Directive
The exercise asks you to copy every line below in which "about" appears.

--- start of Dataset entries ---

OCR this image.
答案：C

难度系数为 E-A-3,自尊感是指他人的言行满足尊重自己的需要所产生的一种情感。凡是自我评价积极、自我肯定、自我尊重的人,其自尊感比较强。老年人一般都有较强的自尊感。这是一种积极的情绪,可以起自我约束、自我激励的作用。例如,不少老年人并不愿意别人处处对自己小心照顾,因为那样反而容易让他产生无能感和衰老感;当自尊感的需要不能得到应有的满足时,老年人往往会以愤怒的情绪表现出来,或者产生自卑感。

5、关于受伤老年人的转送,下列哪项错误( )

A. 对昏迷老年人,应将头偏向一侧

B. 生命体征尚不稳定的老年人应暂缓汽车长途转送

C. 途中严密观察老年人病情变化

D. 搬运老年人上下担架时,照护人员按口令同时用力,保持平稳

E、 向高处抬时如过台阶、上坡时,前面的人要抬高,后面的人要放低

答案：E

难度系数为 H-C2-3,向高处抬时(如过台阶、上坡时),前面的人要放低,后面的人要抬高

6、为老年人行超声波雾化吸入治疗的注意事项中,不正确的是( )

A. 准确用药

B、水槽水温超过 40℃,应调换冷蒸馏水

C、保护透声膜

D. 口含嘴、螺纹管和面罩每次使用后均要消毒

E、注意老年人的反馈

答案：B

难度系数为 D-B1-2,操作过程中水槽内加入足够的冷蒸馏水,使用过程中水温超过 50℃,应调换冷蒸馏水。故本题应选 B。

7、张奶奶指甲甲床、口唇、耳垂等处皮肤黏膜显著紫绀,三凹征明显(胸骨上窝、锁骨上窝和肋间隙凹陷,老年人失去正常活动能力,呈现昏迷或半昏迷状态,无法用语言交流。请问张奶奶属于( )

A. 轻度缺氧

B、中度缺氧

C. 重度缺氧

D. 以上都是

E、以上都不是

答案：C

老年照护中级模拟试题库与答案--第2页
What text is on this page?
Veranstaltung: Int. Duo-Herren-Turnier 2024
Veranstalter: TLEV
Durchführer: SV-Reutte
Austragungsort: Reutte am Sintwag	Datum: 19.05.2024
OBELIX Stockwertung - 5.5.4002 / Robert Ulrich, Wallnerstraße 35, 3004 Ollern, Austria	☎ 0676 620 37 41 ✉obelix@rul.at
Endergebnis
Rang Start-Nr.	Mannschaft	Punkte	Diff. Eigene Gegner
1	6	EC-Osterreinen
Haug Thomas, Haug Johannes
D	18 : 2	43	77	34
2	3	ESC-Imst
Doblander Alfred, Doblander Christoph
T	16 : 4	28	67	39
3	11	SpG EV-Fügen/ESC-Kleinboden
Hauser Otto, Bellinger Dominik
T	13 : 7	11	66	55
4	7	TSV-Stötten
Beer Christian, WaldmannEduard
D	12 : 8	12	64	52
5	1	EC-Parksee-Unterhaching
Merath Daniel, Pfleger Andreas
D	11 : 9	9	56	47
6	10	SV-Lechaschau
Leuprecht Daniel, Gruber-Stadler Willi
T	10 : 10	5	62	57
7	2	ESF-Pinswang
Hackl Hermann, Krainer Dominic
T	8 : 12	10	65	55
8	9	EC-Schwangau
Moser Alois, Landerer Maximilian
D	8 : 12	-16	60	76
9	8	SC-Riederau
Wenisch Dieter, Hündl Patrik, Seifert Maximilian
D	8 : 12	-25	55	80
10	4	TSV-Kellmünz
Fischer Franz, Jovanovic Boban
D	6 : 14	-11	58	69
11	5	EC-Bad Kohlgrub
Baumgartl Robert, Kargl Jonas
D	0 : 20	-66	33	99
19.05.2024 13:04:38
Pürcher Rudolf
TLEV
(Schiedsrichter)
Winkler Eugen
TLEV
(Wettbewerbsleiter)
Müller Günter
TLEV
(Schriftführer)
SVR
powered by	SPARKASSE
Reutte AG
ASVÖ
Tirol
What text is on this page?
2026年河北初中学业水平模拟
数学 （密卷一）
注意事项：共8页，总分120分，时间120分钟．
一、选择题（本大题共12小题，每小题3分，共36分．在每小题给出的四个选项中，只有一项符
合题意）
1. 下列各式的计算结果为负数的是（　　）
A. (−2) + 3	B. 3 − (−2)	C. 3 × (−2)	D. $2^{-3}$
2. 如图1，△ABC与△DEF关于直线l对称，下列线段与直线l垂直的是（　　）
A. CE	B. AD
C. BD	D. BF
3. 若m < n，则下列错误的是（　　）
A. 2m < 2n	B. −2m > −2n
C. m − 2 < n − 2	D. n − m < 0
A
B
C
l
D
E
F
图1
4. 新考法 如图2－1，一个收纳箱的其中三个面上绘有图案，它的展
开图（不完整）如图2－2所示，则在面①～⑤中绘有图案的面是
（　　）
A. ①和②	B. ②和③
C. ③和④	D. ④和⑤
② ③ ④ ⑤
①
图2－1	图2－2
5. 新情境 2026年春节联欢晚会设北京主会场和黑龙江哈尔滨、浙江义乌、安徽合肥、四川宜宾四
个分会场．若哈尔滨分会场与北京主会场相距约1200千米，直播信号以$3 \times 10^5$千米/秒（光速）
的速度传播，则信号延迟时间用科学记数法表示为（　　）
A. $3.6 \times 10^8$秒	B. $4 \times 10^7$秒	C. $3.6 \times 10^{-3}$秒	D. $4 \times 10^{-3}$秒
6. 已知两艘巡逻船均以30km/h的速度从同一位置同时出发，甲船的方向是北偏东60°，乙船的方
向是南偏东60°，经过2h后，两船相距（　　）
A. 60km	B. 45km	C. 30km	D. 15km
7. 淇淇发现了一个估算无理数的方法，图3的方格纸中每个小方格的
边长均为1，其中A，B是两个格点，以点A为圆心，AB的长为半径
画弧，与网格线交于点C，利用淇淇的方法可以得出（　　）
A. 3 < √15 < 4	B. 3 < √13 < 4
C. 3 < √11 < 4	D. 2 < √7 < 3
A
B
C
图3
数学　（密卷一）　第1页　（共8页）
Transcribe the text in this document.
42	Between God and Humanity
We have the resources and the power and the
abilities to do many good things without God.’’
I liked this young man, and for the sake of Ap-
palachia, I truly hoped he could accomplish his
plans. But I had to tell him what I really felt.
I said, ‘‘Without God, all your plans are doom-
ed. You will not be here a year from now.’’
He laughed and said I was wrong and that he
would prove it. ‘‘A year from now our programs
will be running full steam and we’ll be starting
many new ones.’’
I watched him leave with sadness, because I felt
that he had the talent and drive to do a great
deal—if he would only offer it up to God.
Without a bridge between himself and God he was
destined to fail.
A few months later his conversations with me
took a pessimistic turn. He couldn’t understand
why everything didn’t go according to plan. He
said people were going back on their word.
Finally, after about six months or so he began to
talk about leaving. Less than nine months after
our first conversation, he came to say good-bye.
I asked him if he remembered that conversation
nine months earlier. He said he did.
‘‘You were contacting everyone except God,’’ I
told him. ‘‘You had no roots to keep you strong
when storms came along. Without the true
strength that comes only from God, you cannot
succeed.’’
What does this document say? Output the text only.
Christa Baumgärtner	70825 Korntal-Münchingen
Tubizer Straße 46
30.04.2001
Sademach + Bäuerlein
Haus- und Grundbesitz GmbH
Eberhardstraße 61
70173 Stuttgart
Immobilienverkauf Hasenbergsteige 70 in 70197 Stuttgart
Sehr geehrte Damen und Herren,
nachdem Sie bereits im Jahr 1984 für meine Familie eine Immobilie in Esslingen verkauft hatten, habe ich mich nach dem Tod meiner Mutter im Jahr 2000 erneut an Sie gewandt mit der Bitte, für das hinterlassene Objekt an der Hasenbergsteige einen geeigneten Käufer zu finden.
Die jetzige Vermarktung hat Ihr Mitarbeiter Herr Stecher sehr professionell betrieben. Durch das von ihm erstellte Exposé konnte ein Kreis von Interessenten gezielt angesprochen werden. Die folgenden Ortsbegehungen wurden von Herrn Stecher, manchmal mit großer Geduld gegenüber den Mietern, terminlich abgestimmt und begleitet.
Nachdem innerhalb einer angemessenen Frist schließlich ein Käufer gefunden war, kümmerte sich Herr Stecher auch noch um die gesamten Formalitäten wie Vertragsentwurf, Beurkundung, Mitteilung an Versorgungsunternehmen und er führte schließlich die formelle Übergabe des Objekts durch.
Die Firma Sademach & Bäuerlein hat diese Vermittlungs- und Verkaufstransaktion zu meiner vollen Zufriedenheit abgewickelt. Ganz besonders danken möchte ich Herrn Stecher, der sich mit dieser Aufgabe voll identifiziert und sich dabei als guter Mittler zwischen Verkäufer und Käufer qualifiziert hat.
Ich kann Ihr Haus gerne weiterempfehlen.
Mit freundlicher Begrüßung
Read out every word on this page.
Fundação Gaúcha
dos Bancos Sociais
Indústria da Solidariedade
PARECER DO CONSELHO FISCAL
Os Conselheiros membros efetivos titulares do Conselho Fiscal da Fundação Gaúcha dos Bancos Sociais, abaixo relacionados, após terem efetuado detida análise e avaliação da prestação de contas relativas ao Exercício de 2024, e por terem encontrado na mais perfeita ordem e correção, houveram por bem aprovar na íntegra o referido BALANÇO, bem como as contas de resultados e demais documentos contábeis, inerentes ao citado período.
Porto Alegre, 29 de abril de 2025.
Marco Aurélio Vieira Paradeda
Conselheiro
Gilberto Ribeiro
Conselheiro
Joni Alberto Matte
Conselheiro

--- end of Dataset entries ---

Exercise result
Finally, after about six months or so he began to
talk about leaving. Less than nine months after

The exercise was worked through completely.